> [Directions for this task] Pictures don't belong in the copy; print all the records exactly.

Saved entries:
┌──
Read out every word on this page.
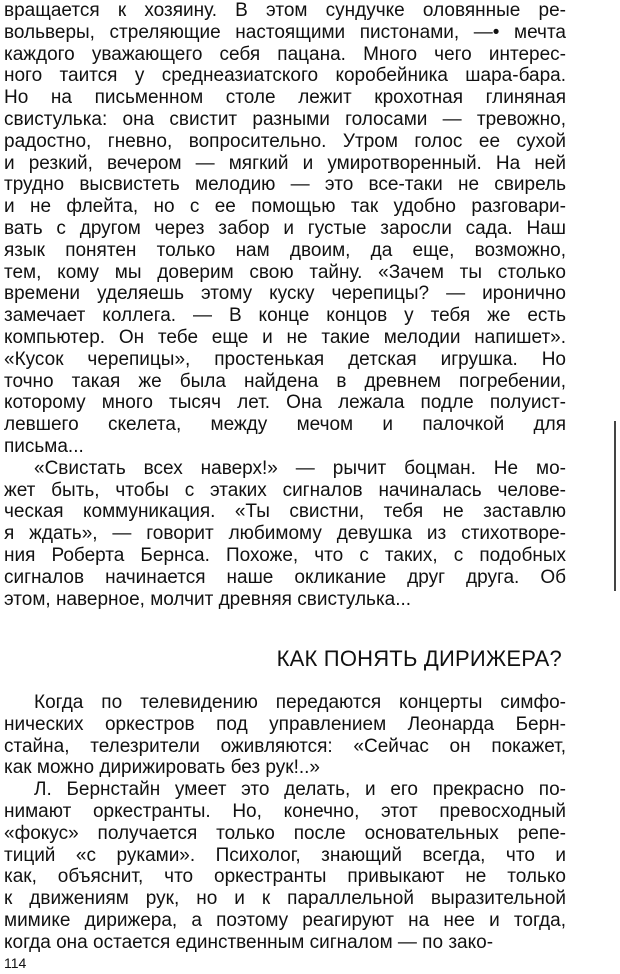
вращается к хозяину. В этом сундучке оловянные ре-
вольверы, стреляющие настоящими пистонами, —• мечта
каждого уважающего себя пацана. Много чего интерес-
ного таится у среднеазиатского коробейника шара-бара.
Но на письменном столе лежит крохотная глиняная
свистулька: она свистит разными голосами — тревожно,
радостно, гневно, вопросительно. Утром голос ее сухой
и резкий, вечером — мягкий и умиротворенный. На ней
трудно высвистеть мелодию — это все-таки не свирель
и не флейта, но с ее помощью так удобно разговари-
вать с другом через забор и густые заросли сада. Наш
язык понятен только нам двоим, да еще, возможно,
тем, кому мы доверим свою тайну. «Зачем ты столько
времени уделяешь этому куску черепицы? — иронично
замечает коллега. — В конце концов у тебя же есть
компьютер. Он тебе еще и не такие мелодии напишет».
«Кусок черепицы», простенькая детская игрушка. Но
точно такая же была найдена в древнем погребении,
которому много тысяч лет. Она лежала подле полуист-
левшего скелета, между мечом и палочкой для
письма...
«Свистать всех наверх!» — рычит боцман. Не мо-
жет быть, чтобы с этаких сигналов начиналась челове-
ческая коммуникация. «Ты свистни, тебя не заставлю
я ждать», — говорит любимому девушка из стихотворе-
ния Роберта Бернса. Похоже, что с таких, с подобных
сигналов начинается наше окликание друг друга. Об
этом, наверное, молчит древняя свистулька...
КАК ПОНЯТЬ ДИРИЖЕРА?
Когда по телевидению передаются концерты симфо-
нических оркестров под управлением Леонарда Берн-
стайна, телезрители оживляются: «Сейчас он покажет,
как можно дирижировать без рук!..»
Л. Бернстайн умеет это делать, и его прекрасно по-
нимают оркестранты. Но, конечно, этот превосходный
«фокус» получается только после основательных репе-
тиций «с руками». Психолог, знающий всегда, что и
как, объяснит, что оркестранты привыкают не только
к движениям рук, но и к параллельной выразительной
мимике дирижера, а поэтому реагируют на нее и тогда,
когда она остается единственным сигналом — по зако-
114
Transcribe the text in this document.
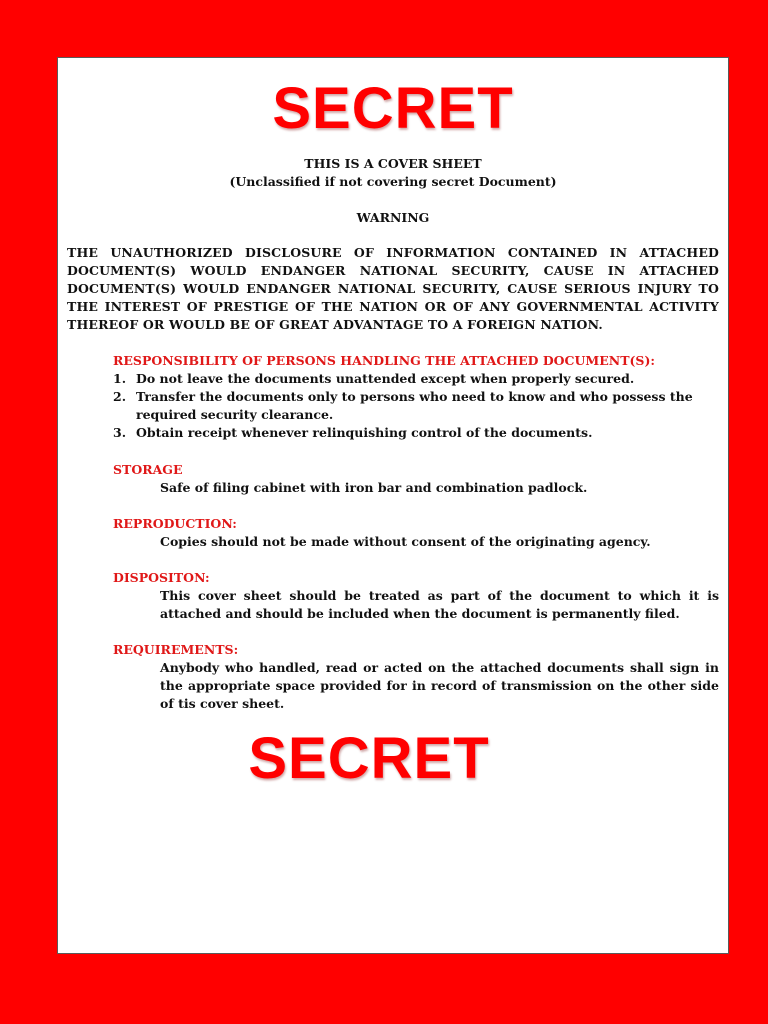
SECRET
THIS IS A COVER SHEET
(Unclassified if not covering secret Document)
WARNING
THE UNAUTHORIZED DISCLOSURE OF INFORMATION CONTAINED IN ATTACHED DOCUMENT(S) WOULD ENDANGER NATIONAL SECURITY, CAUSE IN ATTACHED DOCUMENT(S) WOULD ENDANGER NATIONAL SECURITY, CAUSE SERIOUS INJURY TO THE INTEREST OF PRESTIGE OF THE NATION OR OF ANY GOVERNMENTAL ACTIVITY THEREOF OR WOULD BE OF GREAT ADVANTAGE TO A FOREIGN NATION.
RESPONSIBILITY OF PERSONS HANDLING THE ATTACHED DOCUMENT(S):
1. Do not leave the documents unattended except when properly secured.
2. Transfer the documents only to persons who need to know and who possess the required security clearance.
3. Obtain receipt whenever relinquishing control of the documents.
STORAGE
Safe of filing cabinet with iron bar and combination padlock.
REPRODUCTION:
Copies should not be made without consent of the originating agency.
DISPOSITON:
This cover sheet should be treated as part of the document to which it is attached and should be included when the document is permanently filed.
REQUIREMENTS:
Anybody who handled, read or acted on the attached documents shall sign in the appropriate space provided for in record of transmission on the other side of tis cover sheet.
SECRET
└──
> [Answer to the exercise]
Read out every word on this page.
вращается к хозяину. В этом сундучке оловянные ре-
вольверы, стреляющие настоящими пистонами, —• мечта
каждого уважающего себя пацана. Много чего интерес-
ного таится у среднеазиатского коробейника шара-бара.
Но на письменном столе лежит крохотная глиняная
свистулька: она свистит разными голосами — тревожно,
радостно, гневно, вопросительно. Утром голос ее сухой
и резкий, вечером — мягкий и умиротворенный. На ней
трудно высвистеть мелодию — это все-таки не свирель
и не флейта, но с ее помощью так удобно разговари-
вать с другом через забор и густые заросли сада. Наш
язык понятен только нам двоим, да еще, возможно,
тем, кому мы доверим свою тайну. «Зачем ты столько
времени уделяешь этому куску черепицы? — иронично
замечает коллега. — В конце концов у тебя же есть
компьютер. Он тебе еще и не такие мелодии напишет».
«Кусок черепицы», простенькая детская игрушка. Но
точно такая же была найдена в древнем погребении,
которому много тысяч лет. Она лежала подле полуист-
левшего скелета, между мечом и палочкой для
письма...
«Свистать всех наверх!» — рычит боцман. Не мо-
жет быть, чтобы с этаких сигналов начиналась челове-
ческая коммуникация. «Ты свистни, тебя не заставлю
я ждать», — говорит любимому девушка из стихотворе-
ния Роберта Бернса. Похоже, что с таких, с подобных
сигналов начинается наше окликание друг друга. Об
этом, наверное, молчит древняя свистулька...
КАК ПОНЯТЬ ДИРИЖЕРА?
Когда по телевидению передаются концерты симфо-
нических оркестров под управлением Леонарда Берн-
стайна, телезрители оживляются: «Сейчас он покажет,
как можно дирижировать без рук!..»
Л. Бернстайн умеет это делать, и его прекрасно по-
нимают оркестранты. Но, конечно, этот превосходный
«фокус» получается только после основательных репе-
тиций «с руками». Психолог, знающий всегда, что и
как, объяснит, что оркестранты привыкают не только
к движениям рук, но и к параллельной выразительной
мимике дирижера, а поэтому реагируют на нее и тогда,
когда она остается единственным сигналом — по зако-
114
Transcribe the text in this document.
SECRET
THIS IS A COVER SHEET
(Unclassified if not covering secret Document)
WARNING
THE UNAUTHORIZED DISCLOSURE OF INFORMATION CONTAINED IN ATTACHED DOCUMENT(S) WOULD ENDANGER NATIONAL SECURITY, CAUSE IN ATTACHED DOCUMENT(S) WOULD ENDANGER NATIONAL SECURITY, CAUSE SERIOUS INJURY TO THE INTEREST OF PRESTIGE OF THE NATION OR OF ANY GOVERNMENTAL ACTIVITY THEREOF OR WOULD BE OF GREAT ADVANTAGE TO A FOREIGN NATION.
RESPONSIBILITY OF PERSONS HANDLING THE ATTACHED DOCUMENT(S):
1. Do not leave the documents unattended except when properly secured.
2. Transfer the documents only to persons who need to know and who possess the required security clearance.
3. Obtain receipt whenever relinquishing control of the documents.
STORAGE
Safe of filing cabinet with iron bar and combination padlock.
REPRODUCTION:
Copies should not be made without consent of the originating agency.
DISPOSITON:
This cover sheet should be treated as part of the document to which it is attached and should be included when the document is permanently filed.
REQUIREMENTS:
Anybody who handled, read or acted on the attached documents shall sign in the appropriate space provided for in record of transmission on the other side of tis cover sheet.
SECRET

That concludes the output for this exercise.